## WHAT YOU NEED TO DO
Quote the records in full and leave their pictures out.

## MATERIAL SHOWN
——

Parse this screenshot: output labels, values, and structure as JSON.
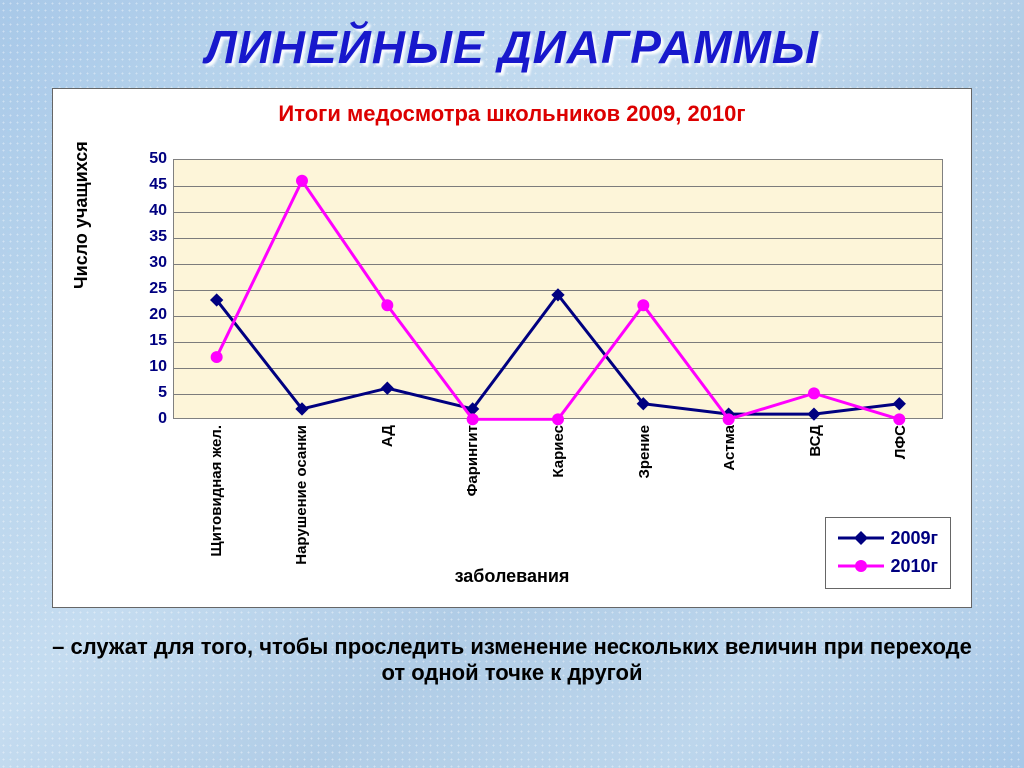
{
  "slide": {
    "title": "ЛИНЕЙНЫЕ ДИАГРАММЫ",
    "title_color": "#1818cc",
    "title_fontsize": 46,
    "caption": "– служат для того, чтобы проследить изменение нескольких величин при переходе от одной точке к другой",
    "background_gradient": [
      "#a8c8e8",
      "#c5dcf0"
    ]
  },
  "chart": {
    "type": "line",
    "title": "Итоги медосмотра школьников 2009, 2010г",
    "title_color": "#dc0000",
    "title_fontsize": 22,
    "xaxis_title": "заболевания",
    "yaxis_title": "Число учащихся",
    "background_color": "#ffffff",
    "plot_bg_color": "#fdf5d9",
    "grid_color": "#7c7c7c",
    "axis_color": "#808080",
    "ylim": [
      0,
      50
    ],
    "ytick_step": 5,
    "yticks": [
      0,
      5,
      10,
      15,
      20,
      25,
      30,
      35,
      40,
      45,
      50
    ],
    "tick_color": "#000080",
    "tick_fontsize": 16,
    "label_fontsize": 18,
    "categories": [
      "Щитовидная жел.",
      "Нарушение осанки",
      "АД",
      "Фарингит",
      "Кариес",
      "Зрение",
      "Астма",
      "ВСД",
      "ЛФС"
    ],
    "series": [
      {
        "name": "2009г",
        "color": "#000080",
        "marker": "diamond",
        "marker_size": 10,
        "line_width": 3,
        "values": [
          23,
          2,
          6,
          2,
          24,
          3,
          1,
          1,
          3
        ]
      },
      {
        "name": "2010г",
        "color": "#ff00ff",
        "marker": "circle",
        "marker_size": 12,
        "line_width": 3,
        "values": [
          12,
          46,
          22,
          0,
          0,
          22,
          0,
          5,
          0
        ]
      }
    ],
    "legend": {
      "position": "bottom-right",
      "border_color": "#666666",
      "font_color": "#000080",
      "fontsize": 18
    }
  }
}
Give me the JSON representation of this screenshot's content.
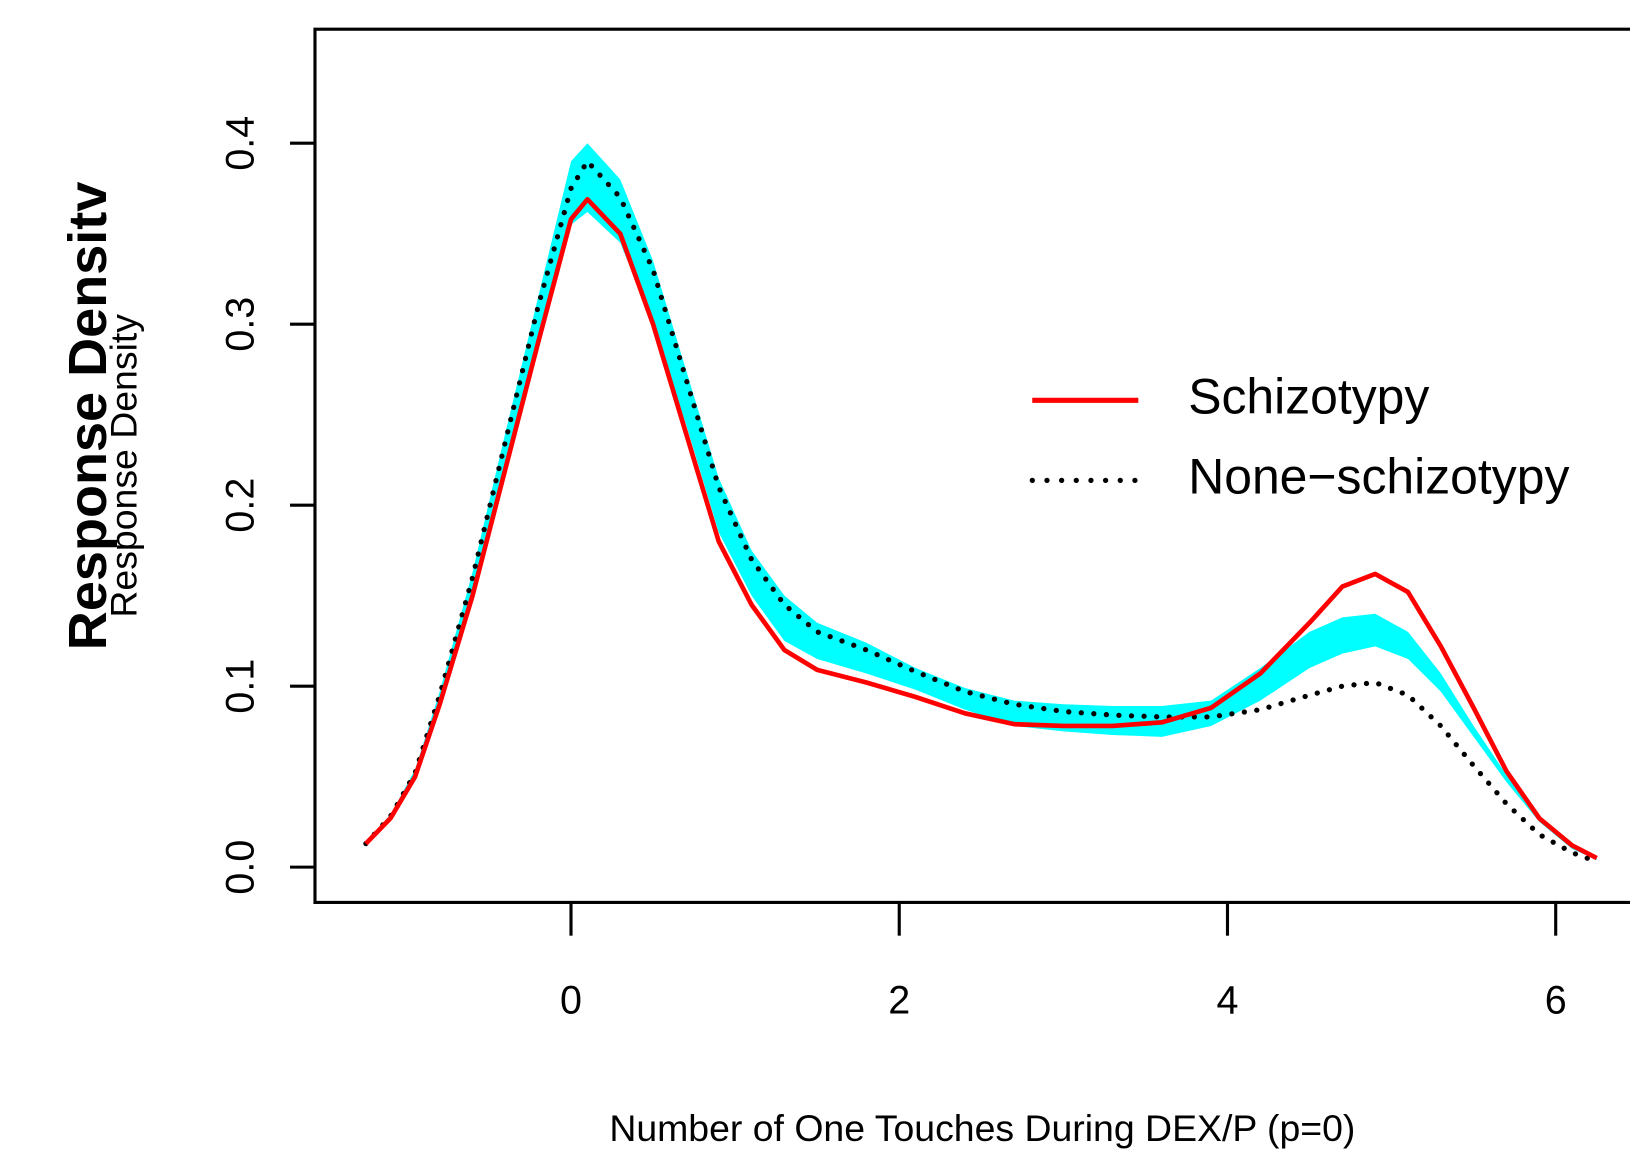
{
  "chart_data": {
    "type": "line",
    "title": "Response Densitv",
    "subtitle": "Response Density",
    "x_label": "Number of One Touches During DEX/P (p=0)",
    "x": [
      -1.25,
      -1.1,
      -0.95,
      -0.8,
      -0.6,
      -0.4,
      -0.2,
      0,
      0.1,
      0.3,
      0.5,
      0.7,
      0.9,
      1.1,
      1.3,
      1.5,
      1.8,
      2.1,
      2.4,
      2.7,
      3.0,
      3.3,
      3.6,
      3.9,
      4.2,
      4.5,
      4.7,
      4.9,
      5.1,
      5.3,
      5.5,
      5.7,
      5.9,
      6.1,
      6.25
    ],
    "band": {
      "color": "#00ffff",
      "lower": [
        0.013,
        0.027,
        0.05,
        0.09,
        0.15,
        0.22,
        0.29,
        0.355,
        0.362,
        0.345,
        0.3,
        0.245,
        0.185,
        0.15,
        0.125,
        0.115,
        0.107,
        0.098,
        0.087,
        0.078,
        0.075,
        0.073,
        0.072,
        0.078,
        0.092,
        0.11,
        0.118,
        0.122,
        0.115,
        0.097,
        0.072,
        0.047,
        0.025,
        0.01,
        0.004
      ],
      "upper": [
        0.014,
        0.029,
        0.054,
        0.097,
        0.163,
        0.24,
        0.315,
        0.39,
        0.4,
        0.38,
        0.335,
        0.275,
        0.215,
        0.175,
        0.15,
        0.135,
        0.124,
        0.11,
        0.099,
        0.092,
        0.09,
        0.089,
        0.089,
        0.092,
        0.11,
        0.13,
        0.138,
        0.14,
        0.13,
        0.107,
        0.078,
        0.051,
        0.028,
        0.012,
        0.005
      ]
    },
    "series": [
      {
        "name": "Schizotypy",
        "color": "#ff0000",
        "dash": "solid",
        "values": [
          0.013,
          0.027,
          0.05,
          0.09,
          0.15,
          0.22,
          0.29,
          0.358,
          0.369,
          0.35,
          0.3,
          0.24,
          0.18,
          0.145,
          0.12,
          0.109,
          0.102,
          0.094,
          0.085,
          0.079,
          0.078,
          0.078,
          0.08,
          0.088,
          0.107,
          0.135,
          0.155,
          0.162,
          0.152,
          0.122,
          0.088,
          0.053,
          0.027,
          0.012,
          0.005
        ]
      },
      {
        "name": "None−schizotypy",
        "color": "#000000",
        "dash": "dotted",
        "values": [
          0.013,
          0.028,
          0.052,
          0.095,
          0.16,
          0.235,
          0.31,
          0.375,
          0.39,
          0.37,
          0.33,
          0.27,
          0.21,
          0.17,
          0.145,
          0.13,
          0.12,
          0.108,
          0.097,
          0.09,
          0.086,
          0.084,
          0.083,
          0.083,
          0.087,
          0.095,
          0.1,
          0.102,
          0.095,
          0.078,
          0.056,
          0.035,
          0.018,
          0.008,
          0.003
        ]
      }
    ],
    "xlim": [
      -1.56,
      6.44
    ],
    "ylim": [
      -0.0195,
      0.463
    ],
    "xticks": [
      0,
      2,
      4,
      6
    ],
    "yticks": [
      {
        "value": 0,
        "label": "0.0"
      },
      0.1,
      0.2,
      0.3,
      0.4
    ],
    "legend": "right"
  }
}
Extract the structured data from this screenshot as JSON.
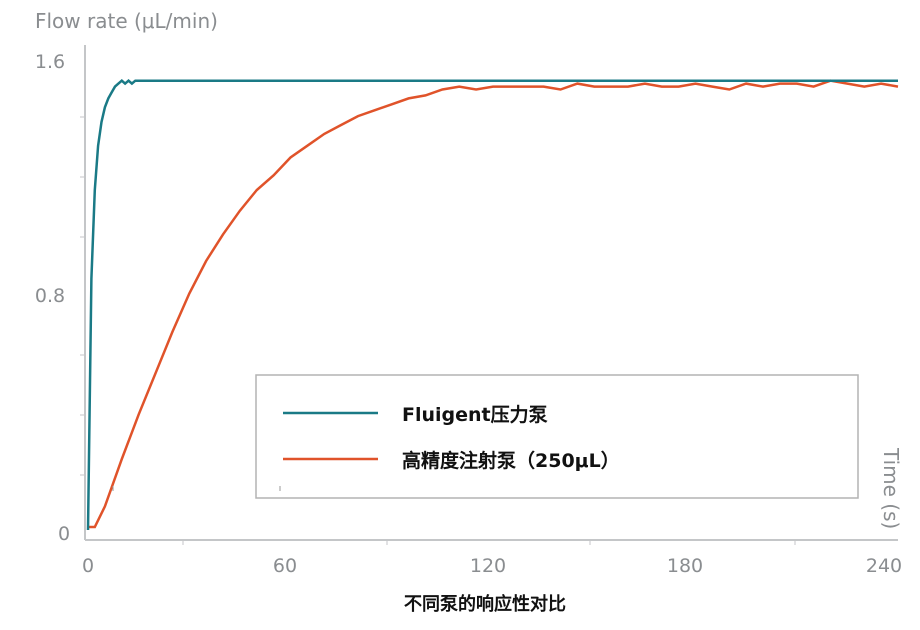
{
  "chart_data": {
    "type": "line",
    "ylabel": "Flow rate (μL/min)",
    "xlabel": "Time (s)",
    "xlim": [
      0,
      240
    ],
    "ylim": [
      0,
      1.6
    ],
    "xticks": [
      "0",
      "60",
      "120",
      "180",
      "240"
    ],
    "yticks": [
      "0",
      "0.8",
      "1.6"
    ],
    "grid": false,
    "legend_position": "lower-right",
    "caption": "不同泵的响应性对比",
    "series": [
      {
        "name": "Fluigent压力泵",
        "color": "#1a7a86",
        "x": [
          0,
          1,
          2,
          3,
          4,
          5,
          6,
          7,
          8,
          9,
          10,
          11,
          12,
          13,
          14,
          15,
          20,
          40,
          80,
          120,
          160,
          200,
          240
        ],
        "y": [
          0,
          0.85,
          1.15,
          1.3,
          1.38,
          1.43,
          1.46,
          1.48,
          1.5,
          1.51,
          1.52,
          1.51,
          1.52,
          1.51,
          1.52,
          1.52,
          1.52,
          1.52,
          1.52,
          1.52,
          1.52,
          1.52,
          1.52
        ]
      },
      {
        "name": "高精度注射泵（250μL）",
        "color": "#e0532a",
        "x": [
          0,
          2,
          5,
          10,
          15,
          20,
          25,
          30,
          35,
          40,
          45,
          50,
          55,
          60,
          65,
          70,
          75,
          80,
          85,
          90,
          95,
          100,
          105,
          110,
          115,
          120,
          125,
          130,
          135,
          140,
          145,
          150,
          155,
          160,
          165,
          170,
          175,
          180,
          185,
          190,
          195,
          200,
          205,
          210,
          215,
          220,
          225,
          230,
          235,
          240
        ],
        "y": [
          0.01,
          0.01,
          0.08,
          0.24,
          0.39,
          0.53,
          0.67,
          0.8,
          0.91,
          1.0,
          1.08,
          1.15,
          1.2,
          1.26,
          1.3,
          1.34,
          1.37,
          1.4,
          1.42,
          1.44,
          1.46,
          1.47,
          1.49,
          1.5,
          1.49,
          1.5,
          1.5,
          1.5,
          1.5,
          1.49,
          1.51,
          1.5,
          1.5,
          1.5,
          1.51,
          1.5,
          1.5,
          1.51,
          1.5,
          1.49,
          1.51,
          1.5,
          1.51,
          1.51,
          1.5,
          1.52,
          1.51,
          1.5,
          1.51,
          1.5
        ]
      }
    ]
  }
}
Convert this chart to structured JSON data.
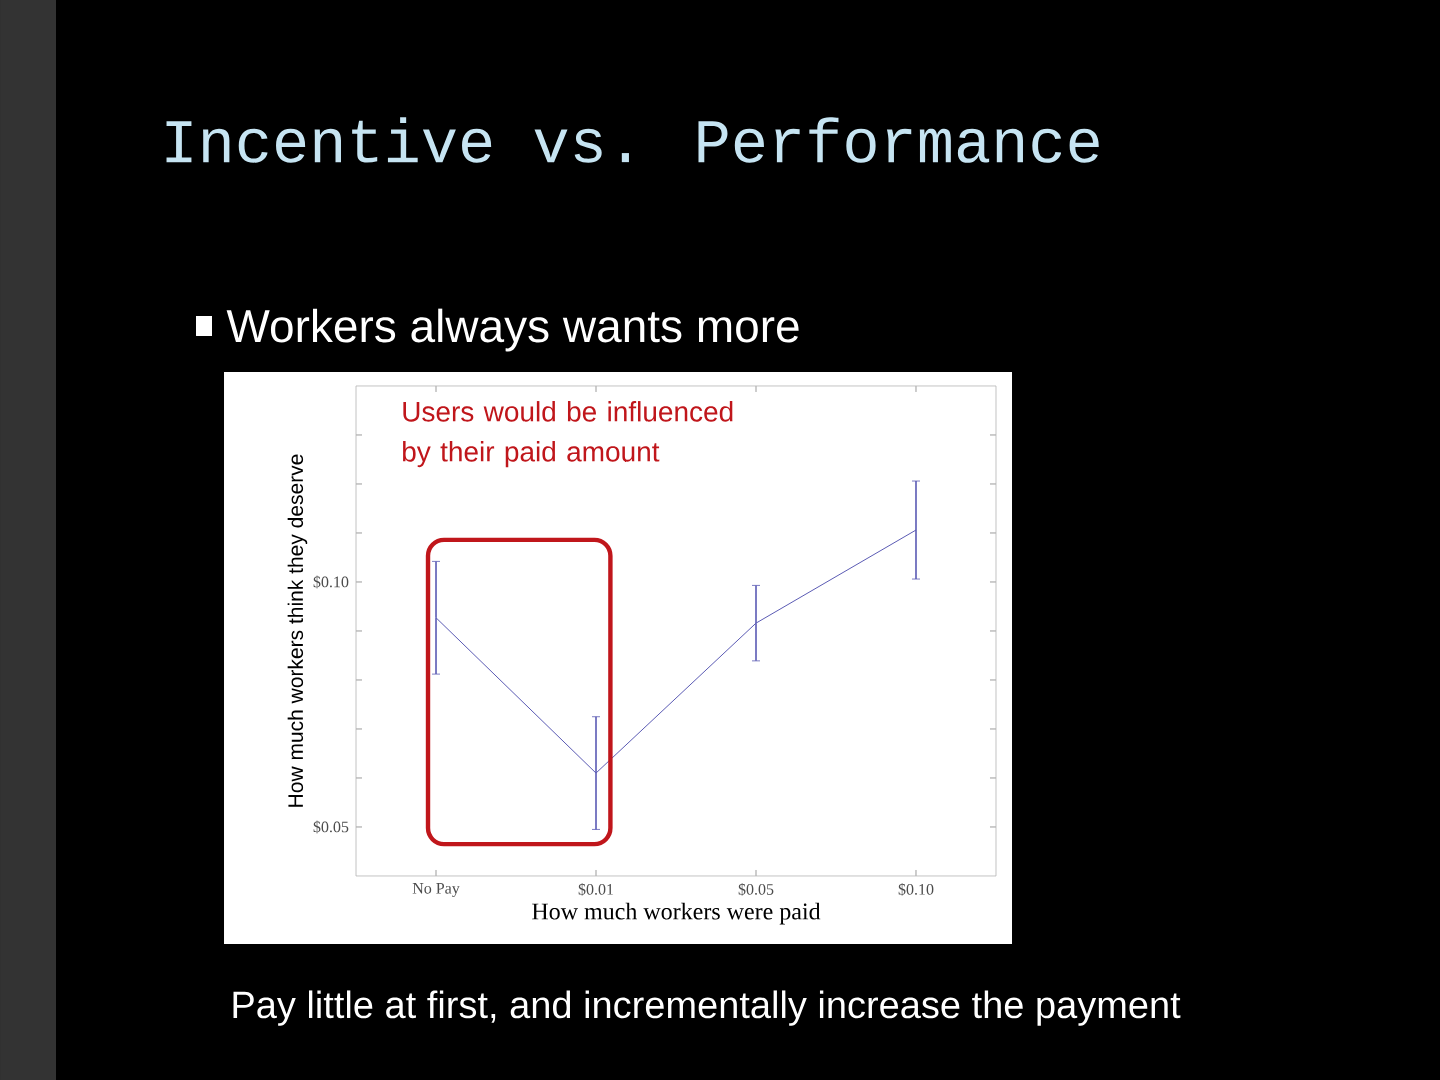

——

## IN RESPONSE
Parse this screenshot: output labels, values, and structure as JSON.
{
  "slide": {
    "title": "ЛИНЕЙНЫЕ ДИАГРАММЫ",
    "title_color": "#1818cc",
    "title_fontsize": 46,
    "caption": "– служат для того, чтобы проследить изменение нескольких величин при переходе от одной точке к другой",
    "background_gradient": [
      "#a8c8e8",
      "#c5dcf0"
    ]
  },
  "chart": {
    "type": "line",
    "title": "Итоги медосмотра школьников 2009, 2010г",
    "title_color": "#dc0000",
    "title_fontsize": 22,
    "xaxis_title": "заболевания",
    "yaxis_title": "Число учащихся",
    "background_color": "#ffffff",
    "plot_bg_color": "#fdf5d9",
    "grid_color": "#7c7c7c",
    "axis_color": "#808080",
    "ylim": [
      0,
      50
    ],
    "ytick_step": 5,
    "yticks": [
      0,
      5,
      10,
      15,
      20,
      25,
      30,
      35,
      40,
      45,
      50
    ],
    "tick_color": "#000080",
    "tick_fontsize": 16,
    "label_fontsize": 18,
    "categories": [
      "Щитовидная жел.",
      "Нарушение осанки",
      "АД",
      "Фарингит",
      "Кариес",
      "Зрение",
      "Астма",
      "ВСД",
      "ЛФС"
    ],
    "series": [
      {
        "name": "2009г",
        "color": "#000080",
        "marker": "diamond",
        "marker_size": 10,
        "line_width": 3,
        "values": [
          23,
          2,
          6,
          2,
          24,
          3,
          1,
          1,
          3
        ]
      },
      {
        "name": "2010г",
        "color": "#ff00ff",
        "marker": "circle",
        "marker_size": 12,
        "line_width": 3,
        "values": [
          12,
          46,
          22,
          0,
          0,
          22,
          0,
          5,
          0
        ]
      }
    ],
    "legend": {
      "position": "bottom-right",
      "border_color": "#666666",
      "font_color": "#000080",
      "fontsize": 18
    }
  }
}
Give me the JSON representation of this screenshot's content.
{
  "chart_data": {
    "type": "line",
    "title": "Response Densitv",
    "subtitle": "Response Density",
    "x_label": "Number of One Touches During DEX/P (p=0)",
    "x": [
      -1.25,
      -1.1,
      -0.95,
      -0.8,
      -0.6,
      -0.4,
      -0.2,
      0,
      0.1,
      0.3,
      0.5,
      0.7,
      0.9,
      1.1,
      1.3,
      1.5,
      1.8,
      2.1,
      2.4,
      2.7,
      3.0,
      3.3,
      3.6,
      3.9,
      4.2,
      4.5,
      4.7,
      4.9,
      5.1,
      5.3,
      5.5,
      5.7,
      5.9,
      6.1,
      6.25
    ],
    "band": {
      "color": "#00ffff",
      "lower": [
        0.013,
        0.027,
        0.05,
        0.09,
        0.15,
        0.22,
        0.29,
        0.355,
        0.362,
        0.345,
        0.3,
        0.245,
        0.185,
        0.15,
        0.125,
        0.115,
        0.107,
        0.098,
        0.087,
        0.078,
        0.075,
        0.073,
        0.072,
        0.078,
        0.092,
        0.11,
        0.118,
        0.122,
        0.115,
        0.097,
        0.072,
        0.047,
        0.025,
        0.01,
        0.004
      ],
      "upper": [
        0.014,
        0.029,
        0.054,
        0.097,
        0.163,
        0.24,
        0.315,
        0.39,
        0.4,
        0.38,
        0.335,
        0.275,
        0.215,
        0.175,
        0.15,
        0.135,
        0.124,
        0.11,
        0.099,
        0.092,
        0.09,
        0.089,
        0.089,
        0.092,
        0.11,
        0.13,
        0.138,
        0.14,
        0.13,
        0.107,
        0.078,
        0.051,
        0.028,
        0.012,
        0.005
      ]
    },
    "series": [
      {
        "name": "Schizotypy",
        "color": "#ff0000",
        "dash": "solid",
        "values": [
          0.013,
          0.027,
          0.05,
          0.09,
          0.15,
          0.22,
          0.29,
          0.358,
          0.369,
          0.35,
          0.3,
          0.24,
          0.18,
          0.145,
          0.12,
          0.109,
          0.102,
          0.094,
          0.085,
          0.079,
          0.078,
          0.078,
          0.08,
          0.088,
          0.107,
          0.135,
          0.155,
          0.162,
          0.152,
          0.122,
          0.088,
          0.053,
          0.027,
          0.012,
          0.005
        ]
      },
      {
        "name": "None−schizotypy",
        "color": "#000000",
        "dash": "dotted",
        "values": [
          0.013,
          0.028,
          0.052,
          0.095,
          0.16,
          0.235,
          0.31,
          0.375,
          0.39,
          0.37,
          0.33,
          0.27,
          0.21,
          0.17,
          0.145,
          0.13,
          0.12,
          0.108,
          0.097,
          0.09,
          0.086,
          0.084,
          0.083,
          0.083,
          0.087,
          0.095,
          0.1,
          0.102,
          0.095,
          0.078,
          0.056,
          0.035,
          0.018,
          0.008,
          0.003
        ]
      }
    ],
    "xlim": [
      -1.56,
      6.44
    ],
    "ylim": [
      -0.0195,
      0.463
    ],
    "xticks": [
      0,
      2,
      4,
      6
    ],
    "yticks": [
      {
        "value": 0,
        "label": "0.0"
      },
      0.1,
      0.2,
      0.3,
      0.4
    ],
    "legend": "right"
  }
}
Extract the structured data from this screenshot as JSON.
{
  "chart_data": {
    "type": "line",
    "ylabel": "Flow rate (μL/min)",
    "xlabel": "Time (s)",
    "xlim": [
      0,
      240
    ],
    "ylim": [
      0,
      1.6
    ],
    "xticks": [
      "0",
      "60",
      "120",
      "180",
      "240"
    ],
    "yticks": [
      "0",
      "0.8",
      "1.6"
    ],
    "grid": false,
    "legend_position": "lower-right",
    "caption": "不同泵的响应性对比",
    "series": [
      {
        "name": "Fluigent压力泵",
        "color": "#1a7a86",
        "x": [
          0,
          1,
          2,
          3,
          4,
          5,
          6,
          7,
          8,
          9,
          10,
          11,
          12,
          13,
          14,
          15,
          20,
          40,
          80,
          120,
          160,
          200,
          240
        ],
        "y": [
          0,
          0.85,
          1.15,
          1.3,
          1.38,
          1.43,
          1.46,
          1.48,
          1.5,
          1.51,
          1.52,
          1.51,
          1.52,
          1.51,
          1.52,
          1.52,
          1.52,
          1.52,
          1.52,
          1.52,
          1.52,
          1.52,
          1.52
        ]
      },
      {
        "name": "高精度注射泵（250μL）",
        "color": "#e0532a",
        "x": [
          0,
          2,
          5,
          10,
          15,
          20,
          25,
          30,
          35,
          40,
          45,
          50,
          55,
          60,
          65,
          70,
          75,
          80,
          85,
          90,
          95,
          100,
          105,
          110,
          115,
          120,
          125,
          130,
          135,
          140,
          145,
          150,
          155,
          160,
          165,
          170,
          175,
          180,
          185,
          190,
          195,
          200,
          205,
          210,
          215,
          220,
          225,
          230,
          235,
          240
        ],
        "y": [
          0.01,
          0.01,
          0.08,
          0.24,
          0.39,
          0.53,
          0.67,
          0.8,
          0.91,
          1.0,
          1.08,
          1.15,
          1.2,
          1.26,
          1.3,
          1.34,
          1.37,
          1.4,
          1.42,
          1.44,
          1.46,
          1.47,
          1.49,
          1.5,
          1.49,
          1.5,
          1.5,
          1.5,
          1.5,
          1.49,
          1.51,
          1.5,
          1.5,
          1.5,
          1.51,
          1.5,
          1.5,
          1.51,
          1.5,
          1.49,
          1.51,
          1.5,
          1.51,
          1.51,
          1.5,
          1.52,
          1.51,
          1.5,
          1.51,
          1.5
        ]
      }
    ]
  }
}
Convert this chart to structured JSON data.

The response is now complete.